▸ **PROBLEM TO WORK ON**: Collect all lines below with the string "Street".

▸ **MATERIAL TO PROCESS**:
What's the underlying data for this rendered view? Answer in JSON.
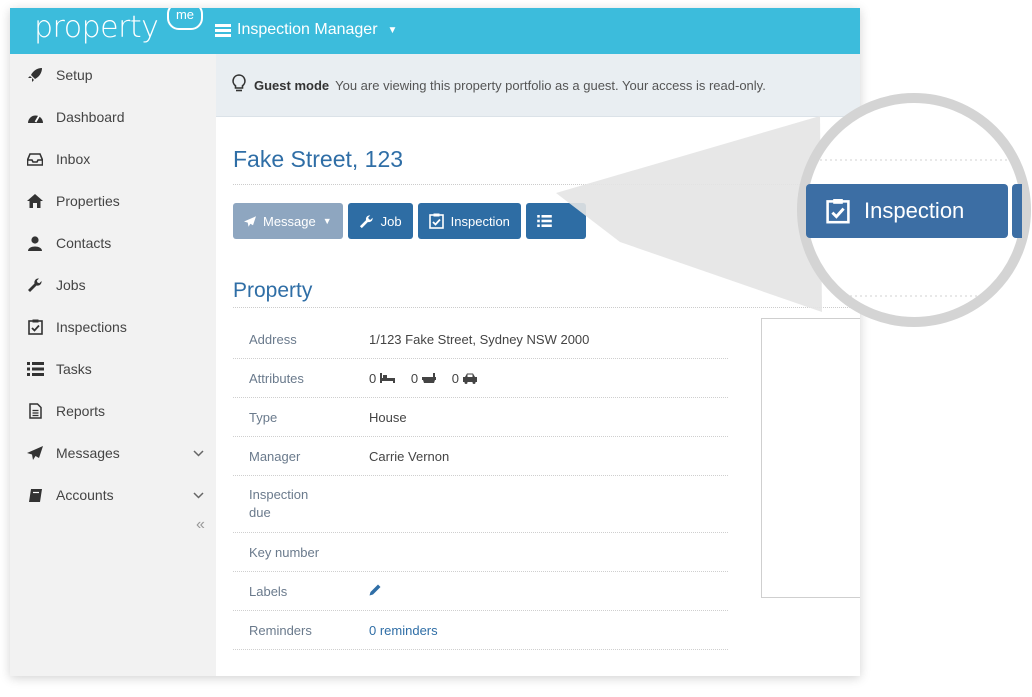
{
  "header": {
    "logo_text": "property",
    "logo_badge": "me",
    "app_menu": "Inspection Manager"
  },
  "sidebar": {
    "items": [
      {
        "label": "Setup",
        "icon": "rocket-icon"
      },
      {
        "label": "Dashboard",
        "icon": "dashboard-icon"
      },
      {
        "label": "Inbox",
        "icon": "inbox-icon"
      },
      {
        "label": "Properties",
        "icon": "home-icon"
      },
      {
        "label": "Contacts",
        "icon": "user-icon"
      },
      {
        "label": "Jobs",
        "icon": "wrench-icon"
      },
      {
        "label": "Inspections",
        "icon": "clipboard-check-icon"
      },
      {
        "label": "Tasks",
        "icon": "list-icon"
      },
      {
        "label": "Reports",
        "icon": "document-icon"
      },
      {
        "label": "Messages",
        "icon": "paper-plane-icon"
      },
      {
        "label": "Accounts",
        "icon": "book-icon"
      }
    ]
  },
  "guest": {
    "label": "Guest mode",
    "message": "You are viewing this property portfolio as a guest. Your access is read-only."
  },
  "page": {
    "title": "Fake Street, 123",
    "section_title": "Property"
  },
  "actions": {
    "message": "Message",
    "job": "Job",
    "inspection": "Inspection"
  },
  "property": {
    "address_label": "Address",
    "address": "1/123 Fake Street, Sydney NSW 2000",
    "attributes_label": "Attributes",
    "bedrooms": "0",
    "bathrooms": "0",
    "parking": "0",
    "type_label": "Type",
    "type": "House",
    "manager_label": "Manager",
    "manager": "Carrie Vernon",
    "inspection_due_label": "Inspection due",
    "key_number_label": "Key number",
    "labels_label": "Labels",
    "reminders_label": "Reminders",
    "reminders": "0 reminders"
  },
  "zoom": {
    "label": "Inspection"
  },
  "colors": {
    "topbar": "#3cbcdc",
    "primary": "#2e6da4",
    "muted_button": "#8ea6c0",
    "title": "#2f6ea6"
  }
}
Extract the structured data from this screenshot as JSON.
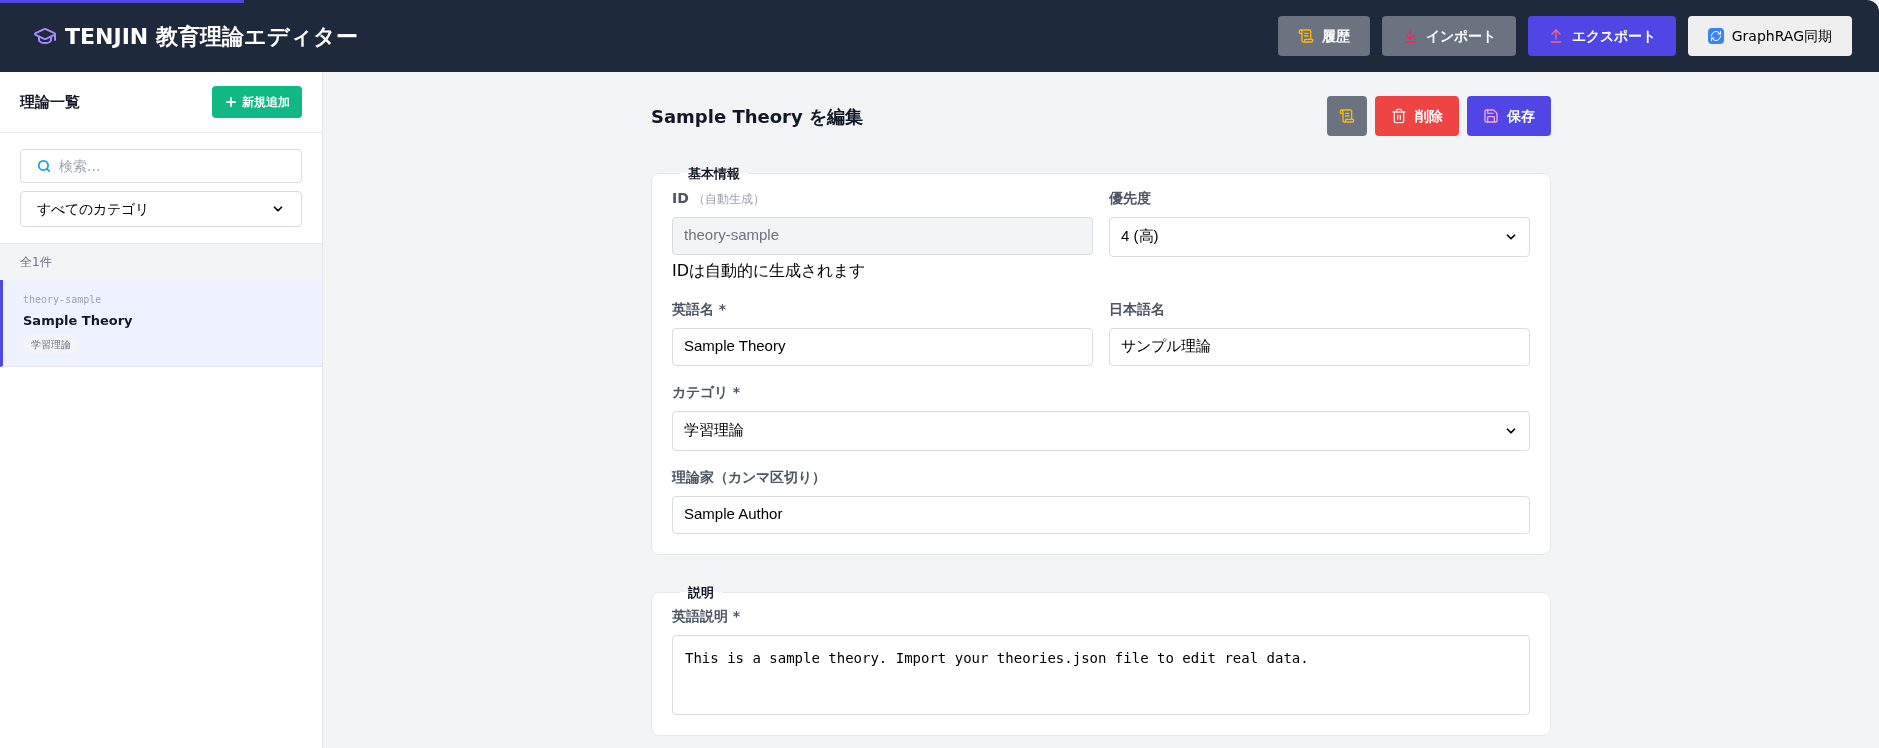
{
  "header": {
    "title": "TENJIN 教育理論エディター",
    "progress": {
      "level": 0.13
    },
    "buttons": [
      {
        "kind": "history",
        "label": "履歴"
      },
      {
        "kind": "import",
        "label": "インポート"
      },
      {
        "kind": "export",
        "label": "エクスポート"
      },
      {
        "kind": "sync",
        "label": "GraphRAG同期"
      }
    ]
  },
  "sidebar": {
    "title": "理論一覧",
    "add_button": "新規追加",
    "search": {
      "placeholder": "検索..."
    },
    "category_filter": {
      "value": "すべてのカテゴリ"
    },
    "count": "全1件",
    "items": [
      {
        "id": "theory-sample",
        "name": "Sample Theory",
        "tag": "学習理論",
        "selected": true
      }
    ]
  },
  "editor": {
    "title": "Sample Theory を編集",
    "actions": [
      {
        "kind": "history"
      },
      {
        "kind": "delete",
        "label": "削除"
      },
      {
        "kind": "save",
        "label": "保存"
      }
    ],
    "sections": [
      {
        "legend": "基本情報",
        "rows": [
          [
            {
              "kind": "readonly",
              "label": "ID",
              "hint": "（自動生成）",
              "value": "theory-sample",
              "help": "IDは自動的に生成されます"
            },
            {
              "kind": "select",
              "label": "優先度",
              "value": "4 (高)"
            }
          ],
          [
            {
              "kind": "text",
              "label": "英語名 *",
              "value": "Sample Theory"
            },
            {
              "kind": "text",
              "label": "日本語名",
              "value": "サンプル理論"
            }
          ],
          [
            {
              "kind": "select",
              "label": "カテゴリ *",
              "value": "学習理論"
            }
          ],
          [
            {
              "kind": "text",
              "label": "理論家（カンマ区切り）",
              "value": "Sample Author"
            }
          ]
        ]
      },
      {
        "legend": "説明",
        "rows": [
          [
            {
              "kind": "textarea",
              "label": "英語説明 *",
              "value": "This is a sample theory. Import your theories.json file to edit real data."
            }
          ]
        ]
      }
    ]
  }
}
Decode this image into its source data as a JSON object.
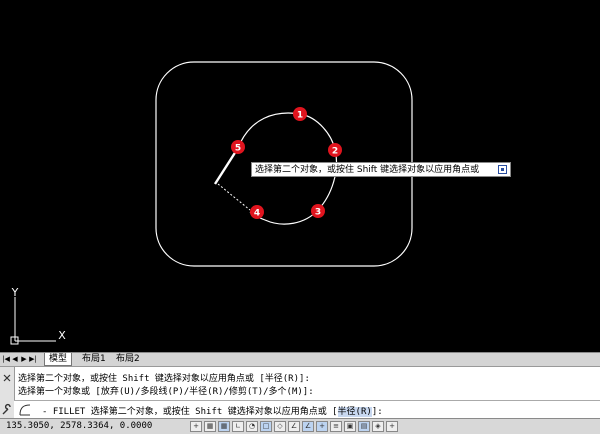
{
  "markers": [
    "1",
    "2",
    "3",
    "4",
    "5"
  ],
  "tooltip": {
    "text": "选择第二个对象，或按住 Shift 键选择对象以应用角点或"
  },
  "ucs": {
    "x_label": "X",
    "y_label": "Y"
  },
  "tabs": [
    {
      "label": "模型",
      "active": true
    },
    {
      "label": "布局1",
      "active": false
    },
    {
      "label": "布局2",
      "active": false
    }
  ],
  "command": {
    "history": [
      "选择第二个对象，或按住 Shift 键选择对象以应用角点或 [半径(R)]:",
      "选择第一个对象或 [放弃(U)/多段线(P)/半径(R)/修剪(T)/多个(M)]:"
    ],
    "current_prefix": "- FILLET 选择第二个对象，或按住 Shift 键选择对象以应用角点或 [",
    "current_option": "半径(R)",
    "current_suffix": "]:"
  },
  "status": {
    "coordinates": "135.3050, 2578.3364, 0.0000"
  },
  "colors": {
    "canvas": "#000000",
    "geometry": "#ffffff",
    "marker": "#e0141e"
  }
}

▸ **THE RESULT**:
    "title": "Fake Street, 123",
    "address": "1/123 Fake Street, Sydney NSW 2000",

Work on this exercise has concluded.